▶ **Given data**
········
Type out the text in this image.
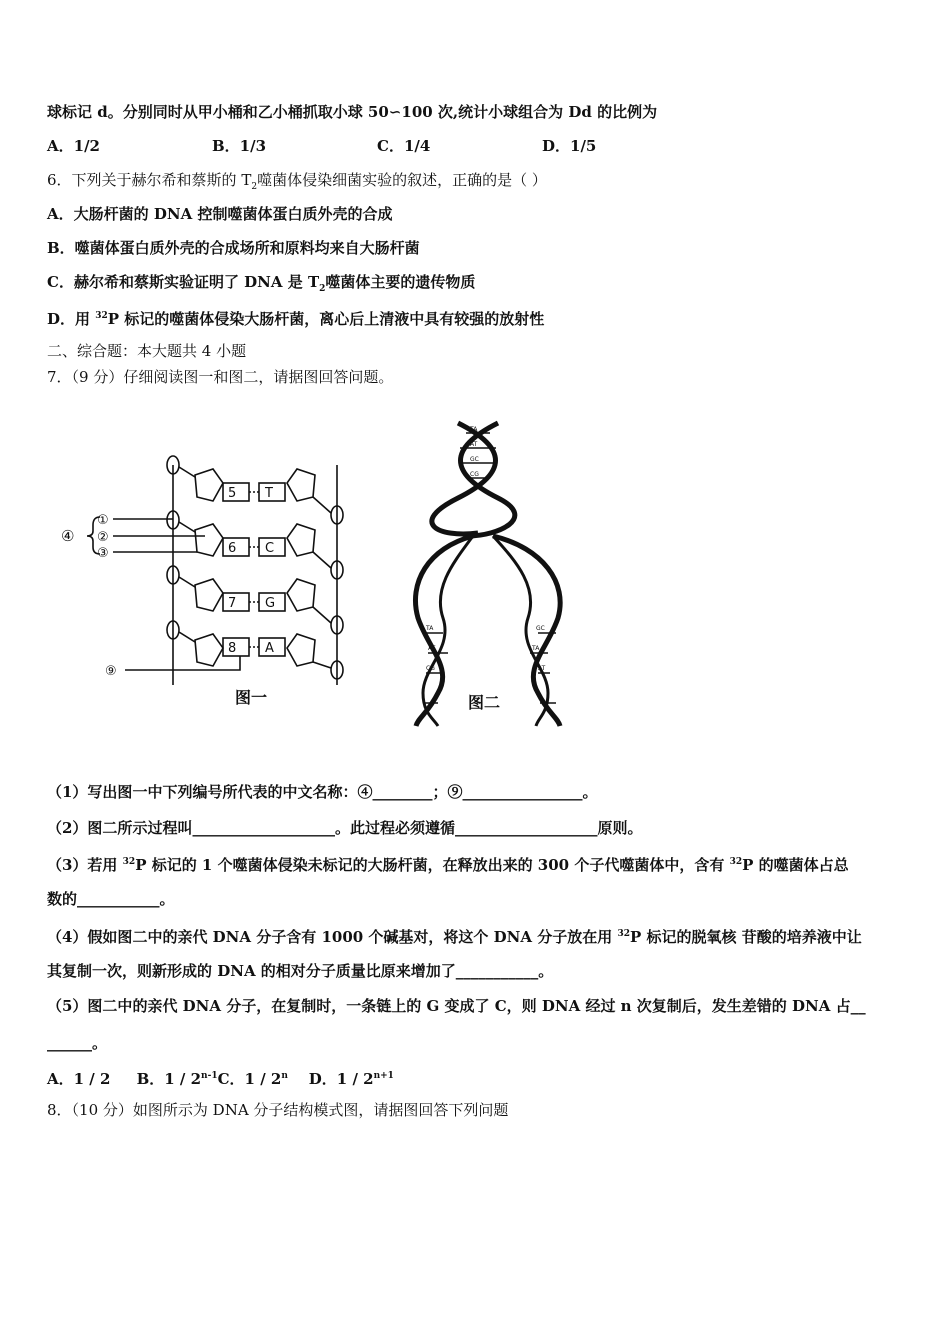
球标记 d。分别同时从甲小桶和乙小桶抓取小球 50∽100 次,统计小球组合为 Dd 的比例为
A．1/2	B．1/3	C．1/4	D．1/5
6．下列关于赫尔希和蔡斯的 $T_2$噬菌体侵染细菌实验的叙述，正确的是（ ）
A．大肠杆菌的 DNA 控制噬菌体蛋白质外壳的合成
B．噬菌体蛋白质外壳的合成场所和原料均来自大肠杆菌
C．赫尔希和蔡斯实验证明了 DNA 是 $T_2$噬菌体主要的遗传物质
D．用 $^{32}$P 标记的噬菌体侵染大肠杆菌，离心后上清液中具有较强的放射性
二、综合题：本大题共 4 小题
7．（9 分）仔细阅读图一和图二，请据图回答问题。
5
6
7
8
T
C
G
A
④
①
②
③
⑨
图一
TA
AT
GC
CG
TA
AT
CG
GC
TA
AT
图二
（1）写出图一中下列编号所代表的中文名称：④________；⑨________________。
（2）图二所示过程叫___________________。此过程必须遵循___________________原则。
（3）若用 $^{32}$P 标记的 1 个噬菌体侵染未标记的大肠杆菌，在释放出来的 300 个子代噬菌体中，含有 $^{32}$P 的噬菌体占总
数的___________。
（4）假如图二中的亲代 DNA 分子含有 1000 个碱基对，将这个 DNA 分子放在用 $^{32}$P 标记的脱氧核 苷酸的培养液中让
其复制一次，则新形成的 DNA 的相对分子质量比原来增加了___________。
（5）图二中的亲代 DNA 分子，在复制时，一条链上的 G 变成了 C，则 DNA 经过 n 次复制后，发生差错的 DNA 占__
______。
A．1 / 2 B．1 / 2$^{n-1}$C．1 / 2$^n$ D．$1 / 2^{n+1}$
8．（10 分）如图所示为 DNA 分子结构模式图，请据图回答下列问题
········
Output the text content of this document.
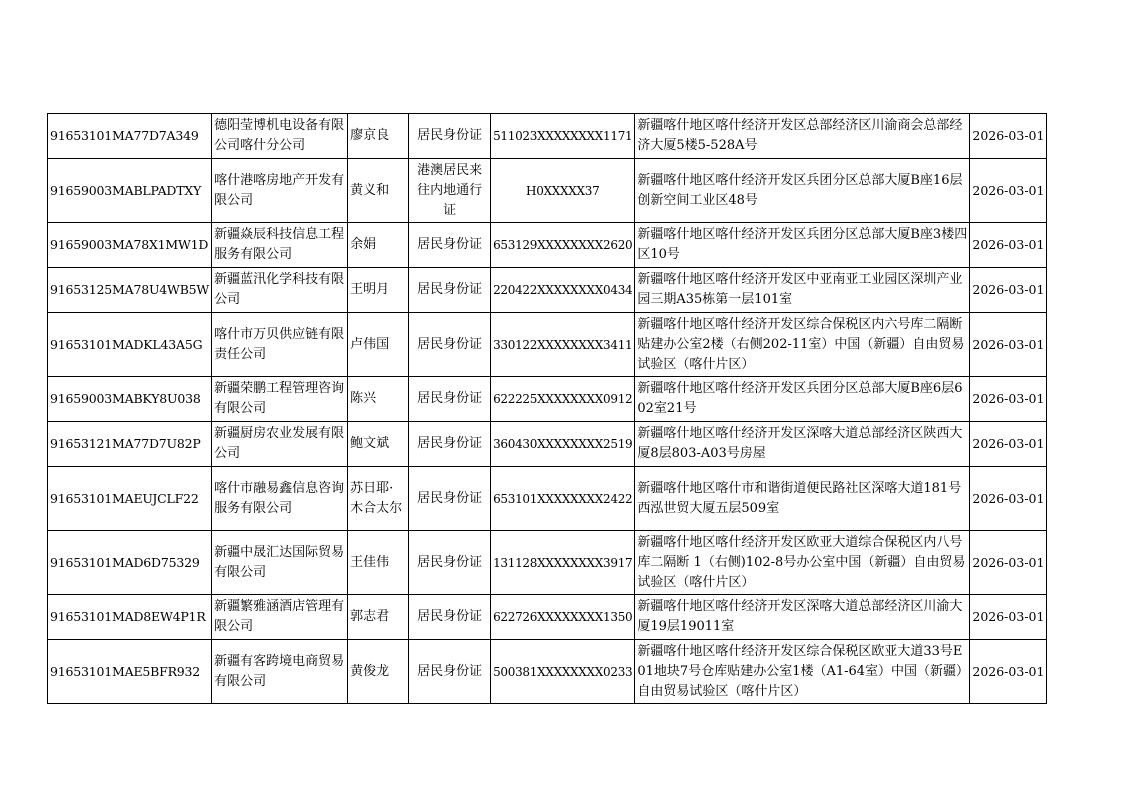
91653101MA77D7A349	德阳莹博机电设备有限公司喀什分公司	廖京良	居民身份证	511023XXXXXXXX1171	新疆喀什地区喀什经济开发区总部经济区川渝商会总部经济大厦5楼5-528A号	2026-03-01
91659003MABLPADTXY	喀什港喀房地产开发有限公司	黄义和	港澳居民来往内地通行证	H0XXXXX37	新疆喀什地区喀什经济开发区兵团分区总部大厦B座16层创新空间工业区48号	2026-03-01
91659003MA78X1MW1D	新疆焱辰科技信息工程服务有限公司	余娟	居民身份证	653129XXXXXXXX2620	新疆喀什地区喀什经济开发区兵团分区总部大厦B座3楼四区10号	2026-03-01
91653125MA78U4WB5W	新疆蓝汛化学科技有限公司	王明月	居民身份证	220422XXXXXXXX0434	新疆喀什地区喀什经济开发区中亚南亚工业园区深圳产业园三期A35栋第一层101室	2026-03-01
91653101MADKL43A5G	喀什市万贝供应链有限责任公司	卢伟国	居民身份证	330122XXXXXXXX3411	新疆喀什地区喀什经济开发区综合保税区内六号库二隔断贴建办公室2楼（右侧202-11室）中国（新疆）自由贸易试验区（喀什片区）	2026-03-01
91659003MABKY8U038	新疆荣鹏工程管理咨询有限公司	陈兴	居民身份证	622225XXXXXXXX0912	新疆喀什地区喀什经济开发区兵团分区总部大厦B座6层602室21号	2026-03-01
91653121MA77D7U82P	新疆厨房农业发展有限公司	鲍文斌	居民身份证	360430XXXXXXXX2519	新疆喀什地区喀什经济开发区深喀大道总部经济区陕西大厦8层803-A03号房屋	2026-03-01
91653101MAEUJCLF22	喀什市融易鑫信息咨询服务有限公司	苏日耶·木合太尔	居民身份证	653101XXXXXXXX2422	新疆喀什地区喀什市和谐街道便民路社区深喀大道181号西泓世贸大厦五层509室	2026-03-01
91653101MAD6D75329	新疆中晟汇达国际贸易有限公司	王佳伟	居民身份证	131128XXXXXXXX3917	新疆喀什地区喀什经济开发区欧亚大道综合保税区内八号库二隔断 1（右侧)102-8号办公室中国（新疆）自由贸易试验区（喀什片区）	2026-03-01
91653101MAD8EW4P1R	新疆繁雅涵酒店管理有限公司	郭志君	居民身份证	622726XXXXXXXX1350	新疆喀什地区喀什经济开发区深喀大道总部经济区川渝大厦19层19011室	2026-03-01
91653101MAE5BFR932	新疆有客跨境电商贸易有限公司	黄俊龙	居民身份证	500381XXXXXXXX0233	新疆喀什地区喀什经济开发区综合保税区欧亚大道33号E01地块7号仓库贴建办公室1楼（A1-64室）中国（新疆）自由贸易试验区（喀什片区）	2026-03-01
········
▶ **Given instruction**
Gather and copy every line of the data in which the string "喀什片区" is found.

▶ **Problem solution**
91653101MADKL43A5G	喀什市万贝供应链有限责任公司	卢伟国	居民身份证	330122XXXXXXXX3411	新疆喀什地区喀什经济开发区综合保税区内六号库二隔断贴建办公室2楼（右侧202-11室）中国（新疆）自由贸易试验区（喀什片区）	2026-03-01
91653101MAD6D75329	新疆中晟汇达国际贸易有限公司	王佳伟	居民身份证	131128XXXXXXXX3917	新疆喀什地区喀什经济开发区欧亚大道综合保税区内八号库二隔断 1（右侧)102-8号办公室中国（新疆）自由贸易试验区（喀什片区）	2026-03-01
91653101MAE5BFR932	新疆有客跨境电商贸易有限公司	黄俊龙	居民身份证	500381XXXXXXXX0233	新疆喀什地区喀什经济开发区综合保税区欧亚大道33号E01地块7号仓库贴建办公室1楼（A1-64室）中国（新疆）自由贸易试验区（喀什片区）	2026-03-01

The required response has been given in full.